> **Texto de lectura**
La Iglesia venezolana tiene una historia de valentía. Fue voz de los sin voz en momentos críticos. Fue defensora de los derechos humanos. Fue mediadora en conflictos. Fue refugio en tiempos de persecución. Esa Iglesia existe todavía, pero parece adormecida. No ha desaparecido; simplemente ha perdido el pulso del pueblo. San Juan Pablo II lo expresó con una frase que hoy interpela con fuerza: “El hombre es el primer camino que la Iglesia debe recorrer.” (Redemptor Hominis, 1979). Ese “hombre” no es una abstracción. Es el venezolano concreto: el que hace colas interminables, el que migra, el que cuida a un enfermo, el que sobrevive con un salario insuficiente, el que reza por un hijo preso, el que espera justicia. Cuando la Iglesia se aleja de ese camino, se aleja de sí misma.
Entre las heridas más profundas del país está la de los presos políticos. No son cifras. No son expedientes. No son casos aislados. Son personas concretas, con nombres, historias, familias y sueños truncados. Su encierro no es solo físico: es simbólico. Es la expresión más cruda de un país donde la disidencia se castiga y la verdad se teme. Muchos de ellos sobreviven en condiciones que hieren la dignidad humana: sin acceso regular a medicinas, sin atención jurídica adecuada, sin visitas constantes, sin la certeza de que el mundo exterior aún recuerda sus nombres. La Iglesia tenía la oportunidad —y la responsabilidad moral— de nombrarlos. De recordarlos. De decir, aunque fuera en una línea: “No los olvidamos.” Pero el comunicado guardó silencio. San Juan Pablo II lo expresó con una fuerza que hoy resuena como un juicio ético: “La dignidad de la persona humana es un valor que no se puede violar ni despreciar.” (Puebla, 1979). Y también afirmó: “El respeto de los derechos humanos es la condición indispensable para la paz.” (Mensaje para la Jornada Mundial de la Paz, 1999). Estas palabras no son retórica diplomática. Son un llamado directo a la conciencia. Un recordatorio de que la Iglesia no puede callar ante la injusticia sin traicionarse a sí misma.

> **Instrucciones**
• 1. Responde brevemente a partir del texto sobre la Iglesia venezolana:
(a) ¿Qué frase de San Juan Pablo II se cita de Redemptor Hominis (1979)?
(b) ¿De qué carecen muchos presos políticos, según el texto?
(c) ¿En qué documento y año afirmó San Juan Pablo II que el respeto de los derechos humanos es la condición indispensable para la paz?
• 2. Transcribe sin cambios el fragmento del texto sobre la Iglesia venezolana que empieza en las palabras "La Iglesia venezolana" y termina tras las palabras "de sí misma.".
Los datos no intervienen en este ejercicio.

> **Listado de datos**
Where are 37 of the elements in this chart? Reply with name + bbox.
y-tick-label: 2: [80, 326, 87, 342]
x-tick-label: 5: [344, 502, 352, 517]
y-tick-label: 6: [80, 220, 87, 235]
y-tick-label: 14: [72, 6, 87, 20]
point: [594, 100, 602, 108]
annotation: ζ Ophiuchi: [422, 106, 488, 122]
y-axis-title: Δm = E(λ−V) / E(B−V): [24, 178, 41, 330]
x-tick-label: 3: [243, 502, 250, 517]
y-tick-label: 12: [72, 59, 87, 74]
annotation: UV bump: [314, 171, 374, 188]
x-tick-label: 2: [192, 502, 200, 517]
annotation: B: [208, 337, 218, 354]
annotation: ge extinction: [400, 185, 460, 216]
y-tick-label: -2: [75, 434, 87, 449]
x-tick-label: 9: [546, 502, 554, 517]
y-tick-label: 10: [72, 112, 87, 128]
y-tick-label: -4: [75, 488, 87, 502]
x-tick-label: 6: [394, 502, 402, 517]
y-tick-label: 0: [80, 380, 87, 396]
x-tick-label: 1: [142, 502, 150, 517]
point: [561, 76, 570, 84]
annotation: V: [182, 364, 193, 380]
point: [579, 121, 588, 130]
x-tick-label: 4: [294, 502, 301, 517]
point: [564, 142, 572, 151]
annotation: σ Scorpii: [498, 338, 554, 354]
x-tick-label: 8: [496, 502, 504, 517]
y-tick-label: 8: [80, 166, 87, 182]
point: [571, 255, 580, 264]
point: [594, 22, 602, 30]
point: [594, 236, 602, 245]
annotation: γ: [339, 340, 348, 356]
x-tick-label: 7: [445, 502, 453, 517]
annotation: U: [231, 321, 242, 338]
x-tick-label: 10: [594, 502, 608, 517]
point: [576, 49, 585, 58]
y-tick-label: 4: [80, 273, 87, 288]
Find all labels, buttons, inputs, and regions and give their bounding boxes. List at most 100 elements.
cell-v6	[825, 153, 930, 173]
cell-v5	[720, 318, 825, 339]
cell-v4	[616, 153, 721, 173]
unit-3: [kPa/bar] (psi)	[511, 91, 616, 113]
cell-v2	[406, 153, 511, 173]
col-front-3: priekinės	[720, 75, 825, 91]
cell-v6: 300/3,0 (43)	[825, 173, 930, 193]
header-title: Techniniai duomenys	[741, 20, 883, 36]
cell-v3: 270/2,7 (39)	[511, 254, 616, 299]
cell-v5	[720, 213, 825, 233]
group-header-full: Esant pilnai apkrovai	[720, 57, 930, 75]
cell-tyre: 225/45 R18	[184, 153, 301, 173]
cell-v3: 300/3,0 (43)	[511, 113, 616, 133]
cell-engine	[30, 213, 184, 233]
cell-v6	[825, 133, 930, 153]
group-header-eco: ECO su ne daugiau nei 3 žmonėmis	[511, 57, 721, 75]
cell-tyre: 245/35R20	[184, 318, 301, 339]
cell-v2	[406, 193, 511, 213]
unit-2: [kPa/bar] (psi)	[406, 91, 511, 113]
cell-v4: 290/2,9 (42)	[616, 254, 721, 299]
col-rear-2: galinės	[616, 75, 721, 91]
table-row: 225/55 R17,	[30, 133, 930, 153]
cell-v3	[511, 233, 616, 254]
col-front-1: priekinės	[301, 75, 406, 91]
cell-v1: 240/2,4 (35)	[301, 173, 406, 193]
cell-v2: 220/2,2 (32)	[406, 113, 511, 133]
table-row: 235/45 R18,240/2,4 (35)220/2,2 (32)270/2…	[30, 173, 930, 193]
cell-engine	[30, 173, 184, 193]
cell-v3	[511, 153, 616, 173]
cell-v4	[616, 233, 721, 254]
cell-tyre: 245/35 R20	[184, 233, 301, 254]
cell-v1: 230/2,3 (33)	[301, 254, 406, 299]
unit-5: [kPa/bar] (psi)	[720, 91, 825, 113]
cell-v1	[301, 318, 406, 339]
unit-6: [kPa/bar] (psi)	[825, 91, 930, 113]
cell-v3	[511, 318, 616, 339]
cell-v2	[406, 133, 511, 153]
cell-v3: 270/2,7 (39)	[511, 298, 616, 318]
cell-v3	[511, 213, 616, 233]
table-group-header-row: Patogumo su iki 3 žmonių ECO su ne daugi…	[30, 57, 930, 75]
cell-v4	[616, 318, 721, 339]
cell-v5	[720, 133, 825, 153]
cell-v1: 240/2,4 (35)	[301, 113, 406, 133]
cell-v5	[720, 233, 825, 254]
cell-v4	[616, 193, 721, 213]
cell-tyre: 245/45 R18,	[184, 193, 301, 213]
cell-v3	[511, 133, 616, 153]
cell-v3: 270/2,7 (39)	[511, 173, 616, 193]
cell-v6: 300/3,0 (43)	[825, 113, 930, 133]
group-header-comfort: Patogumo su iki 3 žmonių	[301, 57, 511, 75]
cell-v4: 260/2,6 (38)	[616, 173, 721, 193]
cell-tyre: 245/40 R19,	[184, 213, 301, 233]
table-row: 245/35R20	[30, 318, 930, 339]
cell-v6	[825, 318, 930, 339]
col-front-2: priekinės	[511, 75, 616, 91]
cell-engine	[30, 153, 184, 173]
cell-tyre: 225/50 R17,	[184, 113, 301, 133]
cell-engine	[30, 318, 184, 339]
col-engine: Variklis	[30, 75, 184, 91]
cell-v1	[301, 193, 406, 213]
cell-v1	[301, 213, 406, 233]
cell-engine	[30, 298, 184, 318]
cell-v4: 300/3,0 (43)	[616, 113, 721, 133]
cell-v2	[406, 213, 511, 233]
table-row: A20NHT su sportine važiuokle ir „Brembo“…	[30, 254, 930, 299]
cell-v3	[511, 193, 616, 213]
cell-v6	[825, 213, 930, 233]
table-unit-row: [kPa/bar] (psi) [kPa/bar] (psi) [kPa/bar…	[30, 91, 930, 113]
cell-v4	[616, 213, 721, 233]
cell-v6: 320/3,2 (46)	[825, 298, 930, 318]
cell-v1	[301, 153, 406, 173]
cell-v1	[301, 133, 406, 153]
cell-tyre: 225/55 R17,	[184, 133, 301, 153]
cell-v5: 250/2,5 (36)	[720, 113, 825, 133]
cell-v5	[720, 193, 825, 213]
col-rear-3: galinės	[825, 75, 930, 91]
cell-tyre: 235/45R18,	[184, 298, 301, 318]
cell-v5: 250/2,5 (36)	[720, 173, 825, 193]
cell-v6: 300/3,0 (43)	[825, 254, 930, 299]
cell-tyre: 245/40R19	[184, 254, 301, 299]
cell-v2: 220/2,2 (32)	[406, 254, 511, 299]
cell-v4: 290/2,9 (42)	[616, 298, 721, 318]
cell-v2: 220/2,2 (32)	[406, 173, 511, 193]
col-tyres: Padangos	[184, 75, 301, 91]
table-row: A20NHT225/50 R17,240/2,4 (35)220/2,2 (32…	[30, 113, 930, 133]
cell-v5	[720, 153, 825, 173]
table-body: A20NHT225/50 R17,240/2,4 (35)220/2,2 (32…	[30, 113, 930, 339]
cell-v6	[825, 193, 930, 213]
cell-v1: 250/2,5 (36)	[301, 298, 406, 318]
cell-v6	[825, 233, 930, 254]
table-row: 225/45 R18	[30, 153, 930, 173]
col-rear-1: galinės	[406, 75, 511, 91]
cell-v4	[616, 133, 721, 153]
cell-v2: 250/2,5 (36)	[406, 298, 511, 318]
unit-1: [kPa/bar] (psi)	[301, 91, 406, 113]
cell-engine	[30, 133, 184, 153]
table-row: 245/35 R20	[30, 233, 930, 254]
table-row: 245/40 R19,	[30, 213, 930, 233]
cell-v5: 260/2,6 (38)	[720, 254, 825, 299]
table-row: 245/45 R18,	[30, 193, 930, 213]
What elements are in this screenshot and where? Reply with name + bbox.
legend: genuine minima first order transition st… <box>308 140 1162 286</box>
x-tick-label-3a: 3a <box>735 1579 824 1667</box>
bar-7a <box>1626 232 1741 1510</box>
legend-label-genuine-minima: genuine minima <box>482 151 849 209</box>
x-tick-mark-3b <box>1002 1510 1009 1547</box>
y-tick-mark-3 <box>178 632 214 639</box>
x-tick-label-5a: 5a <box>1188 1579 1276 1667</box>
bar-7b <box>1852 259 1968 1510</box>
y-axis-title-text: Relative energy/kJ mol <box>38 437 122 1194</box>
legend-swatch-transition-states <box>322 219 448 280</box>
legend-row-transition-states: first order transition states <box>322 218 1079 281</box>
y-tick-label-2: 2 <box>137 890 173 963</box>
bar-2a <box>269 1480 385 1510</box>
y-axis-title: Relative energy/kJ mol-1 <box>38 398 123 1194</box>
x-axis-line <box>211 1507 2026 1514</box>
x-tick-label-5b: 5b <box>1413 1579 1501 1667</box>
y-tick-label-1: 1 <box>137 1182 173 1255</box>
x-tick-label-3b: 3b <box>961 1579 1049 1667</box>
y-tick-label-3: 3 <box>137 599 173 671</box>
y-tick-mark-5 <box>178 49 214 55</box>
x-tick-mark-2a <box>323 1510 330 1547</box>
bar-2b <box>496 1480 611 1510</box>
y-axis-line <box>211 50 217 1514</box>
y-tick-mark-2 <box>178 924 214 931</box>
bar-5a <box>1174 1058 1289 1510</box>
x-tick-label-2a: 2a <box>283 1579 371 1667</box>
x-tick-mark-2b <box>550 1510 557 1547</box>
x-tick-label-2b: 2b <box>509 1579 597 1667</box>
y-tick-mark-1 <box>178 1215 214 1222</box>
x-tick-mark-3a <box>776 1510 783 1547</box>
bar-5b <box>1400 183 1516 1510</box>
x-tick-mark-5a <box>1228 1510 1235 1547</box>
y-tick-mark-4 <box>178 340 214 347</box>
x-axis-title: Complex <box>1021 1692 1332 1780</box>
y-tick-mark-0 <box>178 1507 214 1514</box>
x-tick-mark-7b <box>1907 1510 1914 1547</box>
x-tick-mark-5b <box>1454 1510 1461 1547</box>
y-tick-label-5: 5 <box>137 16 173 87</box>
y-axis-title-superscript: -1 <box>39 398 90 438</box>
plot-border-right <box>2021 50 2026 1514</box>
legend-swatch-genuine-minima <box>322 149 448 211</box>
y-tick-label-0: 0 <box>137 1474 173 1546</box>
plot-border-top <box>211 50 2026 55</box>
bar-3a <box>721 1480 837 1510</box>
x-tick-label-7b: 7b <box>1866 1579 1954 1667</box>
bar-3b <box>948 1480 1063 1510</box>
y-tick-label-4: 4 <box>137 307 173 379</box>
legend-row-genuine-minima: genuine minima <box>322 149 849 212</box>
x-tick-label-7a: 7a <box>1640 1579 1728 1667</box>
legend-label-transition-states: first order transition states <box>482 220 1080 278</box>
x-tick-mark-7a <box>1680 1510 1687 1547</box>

> **Soluciones**
• 1.
(a) "El hombre es el primer camino que la Iglesia debe recorrer."
(b) Carecen de acceso regular a medicinas, de atención jurídica adecuada, de visitas constantes y de la certeza de que el mundo exterior aún recuerda sus nombres.
(c) En el Mensaje para la Jornada Mundial de la Paz, de 1999.

• 2.
La Iglesia venezolana tiene una historia de valentía. Fue voz de los sin voz en momentos críticos. Fue defensora de los derechos humanos. Fue mediadora en conflictos. Fue refugio en tiempos de persecución. Esa Iglesia existe todavía, pero parece adormecida. No ha desaparecido; simplemente ha perdido el pulso del pueblo. San Juan Pablo II lo expresó con una frase que hoy interpela con fuerza: “El hombre es el primer camino que la Iglesia debe recorrer.” (Redemptor Hominis, 1979). Ese “hombre” no es una abstracción. Es el venezolano concreto: el que hace colas interminables, el que migra, el que cuida a un enfermo, el que sobrevive con un salario insuficiente, el que reza por un hijo preso, el que espera justicia. Cuando la Iglesia se aleja de ese camino, se aleja de sí misma.